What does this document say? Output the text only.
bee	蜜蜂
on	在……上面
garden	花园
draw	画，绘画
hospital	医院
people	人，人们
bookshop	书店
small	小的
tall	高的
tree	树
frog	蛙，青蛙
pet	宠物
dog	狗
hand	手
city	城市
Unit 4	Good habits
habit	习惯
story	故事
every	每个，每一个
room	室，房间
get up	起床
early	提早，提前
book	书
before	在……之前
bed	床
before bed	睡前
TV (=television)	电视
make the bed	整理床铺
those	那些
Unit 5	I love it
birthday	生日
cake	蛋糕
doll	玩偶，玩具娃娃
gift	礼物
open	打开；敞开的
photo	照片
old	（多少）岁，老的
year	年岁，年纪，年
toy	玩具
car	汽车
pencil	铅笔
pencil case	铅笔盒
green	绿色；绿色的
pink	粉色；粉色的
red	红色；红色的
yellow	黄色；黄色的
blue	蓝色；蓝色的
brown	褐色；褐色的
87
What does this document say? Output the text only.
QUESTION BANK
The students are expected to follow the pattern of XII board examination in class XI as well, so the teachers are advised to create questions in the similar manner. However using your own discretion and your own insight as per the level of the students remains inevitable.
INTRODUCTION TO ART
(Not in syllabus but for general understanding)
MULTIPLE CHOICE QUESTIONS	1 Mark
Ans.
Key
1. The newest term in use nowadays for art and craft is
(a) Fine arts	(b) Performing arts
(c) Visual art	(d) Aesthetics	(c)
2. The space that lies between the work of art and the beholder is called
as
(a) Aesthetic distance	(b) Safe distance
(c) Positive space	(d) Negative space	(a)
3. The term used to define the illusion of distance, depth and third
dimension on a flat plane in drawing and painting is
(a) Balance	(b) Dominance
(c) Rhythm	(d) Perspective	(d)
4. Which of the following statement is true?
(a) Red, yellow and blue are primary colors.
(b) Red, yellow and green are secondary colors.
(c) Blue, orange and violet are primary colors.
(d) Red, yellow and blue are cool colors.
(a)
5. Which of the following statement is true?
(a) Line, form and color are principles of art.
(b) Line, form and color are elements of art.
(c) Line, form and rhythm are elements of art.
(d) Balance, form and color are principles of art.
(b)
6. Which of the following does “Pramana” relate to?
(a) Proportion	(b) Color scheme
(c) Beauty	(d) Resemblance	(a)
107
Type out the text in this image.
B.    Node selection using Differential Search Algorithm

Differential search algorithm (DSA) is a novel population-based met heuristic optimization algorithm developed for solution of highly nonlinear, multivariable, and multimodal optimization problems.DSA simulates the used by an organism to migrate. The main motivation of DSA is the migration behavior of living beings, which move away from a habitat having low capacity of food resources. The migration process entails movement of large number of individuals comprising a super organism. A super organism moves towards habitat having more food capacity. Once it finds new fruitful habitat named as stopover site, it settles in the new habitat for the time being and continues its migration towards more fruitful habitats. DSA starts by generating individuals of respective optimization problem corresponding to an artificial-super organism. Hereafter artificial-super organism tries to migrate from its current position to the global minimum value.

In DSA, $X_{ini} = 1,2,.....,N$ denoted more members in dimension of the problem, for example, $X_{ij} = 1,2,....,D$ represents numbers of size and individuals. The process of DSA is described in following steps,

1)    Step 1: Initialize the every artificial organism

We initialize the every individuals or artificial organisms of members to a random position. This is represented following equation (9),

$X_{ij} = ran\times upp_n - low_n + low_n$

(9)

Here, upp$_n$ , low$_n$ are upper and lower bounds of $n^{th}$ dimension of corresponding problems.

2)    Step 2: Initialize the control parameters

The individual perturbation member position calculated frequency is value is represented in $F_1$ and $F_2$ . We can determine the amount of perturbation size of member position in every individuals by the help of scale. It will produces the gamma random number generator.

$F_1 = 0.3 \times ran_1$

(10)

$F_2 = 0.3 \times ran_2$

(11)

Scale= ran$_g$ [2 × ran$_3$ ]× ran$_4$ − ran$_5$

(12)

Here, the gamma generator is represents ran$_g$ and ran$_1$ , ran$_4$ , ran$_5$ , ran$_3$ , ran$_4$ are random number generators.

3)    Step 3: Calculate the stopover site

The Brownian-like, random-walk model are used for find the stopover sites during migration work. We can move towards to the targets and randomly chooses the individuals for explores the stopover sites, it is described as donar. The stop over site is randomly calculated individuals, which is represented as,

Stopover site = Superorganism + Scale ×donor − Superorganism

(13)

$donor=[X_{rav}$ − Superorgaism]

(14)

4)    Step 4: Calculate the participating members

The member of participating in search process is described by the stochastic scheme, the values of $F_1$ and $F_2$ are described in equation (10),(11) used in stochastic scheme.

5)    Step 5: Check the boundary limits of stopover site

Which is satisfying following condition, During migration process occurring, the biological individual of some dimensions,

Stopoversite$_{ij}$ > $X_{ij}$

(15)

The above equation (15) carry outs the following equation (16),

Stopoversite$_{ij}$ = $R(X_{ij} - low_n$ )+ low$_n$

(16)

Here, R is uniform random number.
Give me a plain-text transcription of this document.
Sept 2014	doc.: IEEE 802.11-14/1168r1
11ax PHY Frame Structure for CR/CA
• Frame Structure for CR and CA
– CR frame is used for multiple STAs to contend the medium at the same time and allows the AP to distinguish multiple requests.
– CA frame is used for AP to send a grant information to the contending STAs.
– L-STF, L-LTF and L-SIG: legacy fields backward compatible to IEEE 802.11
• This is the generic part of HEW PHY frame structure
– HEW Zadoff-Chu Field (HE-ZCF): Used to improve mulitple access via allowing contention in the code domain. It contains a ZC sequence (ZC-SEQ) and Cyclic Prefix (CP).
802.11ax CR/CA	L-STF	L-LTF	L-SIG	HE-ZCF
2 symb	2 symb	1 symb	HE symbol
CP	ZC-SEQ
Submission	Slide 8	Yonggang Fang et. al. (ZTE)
= = =
AIM:
Only lines with the word "yellow" should be collected from the material.

RESULT FOR THIS EXERCISE:
yellow	黄色；黄色的
(a) Red, yellow and blue are primary colors.
(b) Red, yellow and green are secondary colors.
(d) Red, yellow and blue are cool colors.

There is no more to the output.